■ Your task
Locate the lines where "Showcase" occurs and copy them as they stand.

* BEGIN Material *

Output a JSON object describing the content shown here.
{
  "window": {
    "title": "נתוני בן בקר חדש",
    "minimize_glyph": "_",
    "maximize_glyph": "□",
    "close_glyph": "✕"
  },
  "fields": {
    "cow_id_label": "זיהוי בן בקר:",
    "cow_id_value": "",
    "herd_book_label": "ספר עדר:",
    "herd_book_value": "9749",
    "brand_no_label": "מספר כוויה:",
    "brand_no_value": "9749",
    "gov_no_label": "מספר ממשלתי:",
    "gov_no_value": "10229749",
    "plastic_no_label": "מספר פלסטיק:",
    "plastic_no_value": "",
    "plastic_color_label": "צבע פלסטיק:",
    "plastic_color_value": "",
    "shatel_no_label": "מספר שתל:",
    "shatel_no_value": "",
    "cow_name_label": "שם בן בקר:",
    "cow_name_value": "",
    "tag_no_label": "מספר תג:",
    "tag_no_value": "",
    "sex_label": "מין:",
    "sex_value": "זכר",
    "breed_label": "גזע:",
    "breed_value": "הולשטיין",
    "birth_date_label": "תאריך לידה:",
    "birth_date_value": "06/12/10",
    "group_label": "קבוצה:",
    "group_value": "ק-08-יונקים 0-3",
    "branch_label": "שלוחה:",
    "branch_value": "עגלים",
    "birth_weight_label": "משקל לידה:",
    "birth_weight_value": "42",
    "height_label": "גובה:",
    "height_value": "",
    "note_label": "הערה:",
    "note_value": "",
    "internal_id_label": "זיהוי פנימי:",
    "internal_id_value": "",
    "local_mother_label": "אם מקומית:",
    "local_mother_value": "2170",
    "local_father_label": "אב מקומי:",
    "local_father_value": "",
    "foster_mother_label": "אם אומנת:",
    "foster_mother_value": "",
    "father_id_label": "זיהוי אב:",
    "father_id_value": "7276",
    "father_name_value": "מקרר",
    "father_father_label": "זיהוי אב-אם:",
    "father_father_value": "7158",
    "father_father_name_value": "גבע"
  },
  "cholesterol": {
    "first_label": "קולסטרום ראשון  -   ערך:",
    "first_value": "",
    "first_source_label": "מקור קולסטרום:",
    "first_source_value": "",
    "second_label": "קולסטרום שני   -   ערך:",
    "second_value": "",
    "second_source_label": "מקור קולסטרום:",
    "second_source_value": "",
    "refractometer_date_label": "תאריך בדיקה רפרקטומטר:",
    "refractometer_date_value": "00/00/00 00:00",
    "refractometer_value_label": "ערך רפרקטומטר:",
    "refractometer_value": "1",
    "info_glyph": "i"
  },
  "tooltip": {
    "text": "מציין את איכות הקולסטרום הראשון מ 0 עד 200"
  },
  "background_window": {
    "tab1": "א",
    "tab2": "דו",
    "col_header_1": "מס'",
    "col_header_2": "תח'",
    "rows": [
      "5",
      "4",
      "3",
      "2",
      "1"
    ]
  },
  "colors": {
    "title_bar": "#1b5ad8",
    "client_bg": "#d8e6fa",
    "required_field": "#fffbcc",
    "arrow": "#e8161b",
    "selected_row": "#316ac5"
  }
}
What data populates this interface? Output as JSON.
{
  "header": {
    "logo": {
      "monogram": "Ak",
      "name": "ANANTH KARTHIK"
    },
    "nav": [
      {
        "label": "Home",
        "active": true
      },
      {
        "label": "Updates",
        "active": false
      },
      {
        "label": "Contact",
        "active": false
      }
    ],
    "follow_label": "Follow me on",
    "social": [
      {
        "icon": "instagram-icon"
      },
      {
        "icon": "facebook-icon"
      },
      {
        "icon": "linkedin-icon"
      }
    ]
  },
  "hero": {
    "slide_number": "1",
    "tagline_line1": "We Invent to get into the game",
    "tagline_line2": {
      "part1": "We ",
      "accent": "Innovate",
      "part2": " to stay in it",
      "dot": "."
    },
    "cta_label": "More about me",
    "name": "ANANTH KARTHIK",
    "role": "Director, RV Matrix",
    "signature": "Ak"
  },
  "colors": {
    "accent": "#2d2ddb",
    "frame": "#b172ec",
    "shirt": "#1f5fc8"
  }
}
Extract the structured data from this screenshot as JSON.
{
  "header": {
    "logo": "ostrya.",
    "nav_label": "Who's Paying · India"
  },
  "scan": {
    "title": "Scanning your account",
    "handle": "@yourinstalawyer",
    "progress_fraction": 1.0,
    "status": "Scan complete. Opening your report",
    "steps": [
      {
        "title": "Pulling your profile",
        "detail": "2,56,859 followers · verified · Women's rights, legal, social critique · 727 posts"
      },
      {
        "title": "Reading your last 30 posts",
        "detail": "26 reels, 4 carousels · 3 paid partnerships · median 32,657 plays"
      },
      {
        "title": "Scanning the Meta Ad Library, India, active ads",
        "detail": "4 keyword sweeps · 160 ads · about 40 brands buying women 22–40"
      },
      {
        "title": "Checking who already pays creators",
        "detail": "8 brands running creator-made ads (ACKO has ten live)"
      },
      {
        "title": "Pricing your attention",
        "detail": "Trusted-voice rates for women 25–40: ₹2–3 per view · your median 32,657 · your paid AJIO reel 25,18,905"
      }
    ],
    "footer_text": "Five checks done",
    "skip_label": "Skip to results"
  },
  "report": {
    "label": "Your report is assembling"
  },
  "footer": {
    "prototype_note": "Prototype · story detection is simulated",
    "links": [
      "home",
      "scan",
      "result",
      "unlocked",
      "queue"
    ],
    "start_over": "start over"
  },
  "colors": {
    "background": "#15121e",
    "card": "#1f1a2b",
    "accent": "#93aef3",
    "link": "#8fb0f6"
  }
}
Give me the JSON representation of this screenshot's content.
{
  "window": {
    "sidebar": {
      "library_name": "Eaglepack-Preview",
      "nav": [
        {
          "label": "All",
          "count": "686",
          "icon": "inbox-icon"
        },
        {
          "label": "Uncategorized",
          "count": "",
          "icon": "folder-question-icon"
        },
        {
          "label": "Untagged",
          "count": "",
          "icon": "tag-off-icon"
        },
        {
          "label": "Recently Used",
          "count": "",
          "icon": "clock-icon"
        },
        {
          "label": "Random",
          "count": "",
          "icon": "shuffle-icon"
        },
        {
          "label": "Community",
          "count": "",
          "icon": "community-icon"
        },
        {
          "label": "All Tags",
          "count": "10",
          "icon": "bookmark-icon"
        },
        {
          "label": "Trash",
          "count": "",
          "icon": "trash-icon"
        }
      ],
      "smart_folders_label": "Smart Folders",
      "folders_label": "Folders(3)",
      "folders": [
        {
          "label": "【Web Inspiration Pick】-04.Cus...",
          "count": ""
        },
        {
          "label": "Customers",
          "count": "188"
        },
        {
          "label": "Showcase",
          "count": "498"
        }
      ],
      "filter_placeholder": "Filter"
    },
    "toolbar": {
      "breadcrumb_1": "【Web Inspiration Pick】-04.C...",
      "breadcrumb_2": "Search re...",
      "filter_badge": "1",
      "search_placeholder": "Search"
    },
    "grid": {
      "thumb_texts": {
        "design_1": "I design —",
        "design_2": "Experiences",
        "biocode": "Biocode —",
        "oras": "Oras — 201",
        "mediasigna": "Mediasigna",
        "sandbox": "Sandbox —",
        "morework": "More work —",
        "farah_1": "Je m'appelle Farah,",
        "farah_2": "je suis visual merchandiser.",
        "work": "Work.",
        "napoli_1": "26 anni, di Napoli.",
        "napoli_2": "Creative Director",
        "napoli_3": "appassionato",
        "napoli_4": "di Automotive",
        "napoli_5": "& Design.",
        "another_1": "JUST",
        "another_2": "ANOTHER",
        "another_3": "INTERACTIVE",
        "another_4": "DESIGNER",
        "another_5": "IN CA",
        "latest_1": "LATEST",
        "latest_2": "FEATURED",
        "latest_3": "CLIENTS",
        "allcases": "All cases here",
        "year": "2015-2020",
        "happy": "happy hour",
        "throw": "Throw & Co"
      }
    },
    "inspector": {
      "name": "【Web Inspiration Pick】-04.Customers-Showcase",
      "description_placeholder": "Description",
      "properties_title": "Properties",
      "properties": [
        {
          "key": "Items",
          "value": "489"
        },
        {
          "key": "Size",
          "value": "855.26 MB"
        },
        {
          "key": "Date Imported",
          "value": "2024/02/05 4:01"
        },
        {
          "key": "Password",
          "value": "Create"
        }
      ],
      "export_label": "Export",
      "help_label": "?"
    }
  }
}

* END Material *

■ Task solution
          "label": "Showcase",
      "name": "【Web Inspiration Pick】-04.Customers-Showcase",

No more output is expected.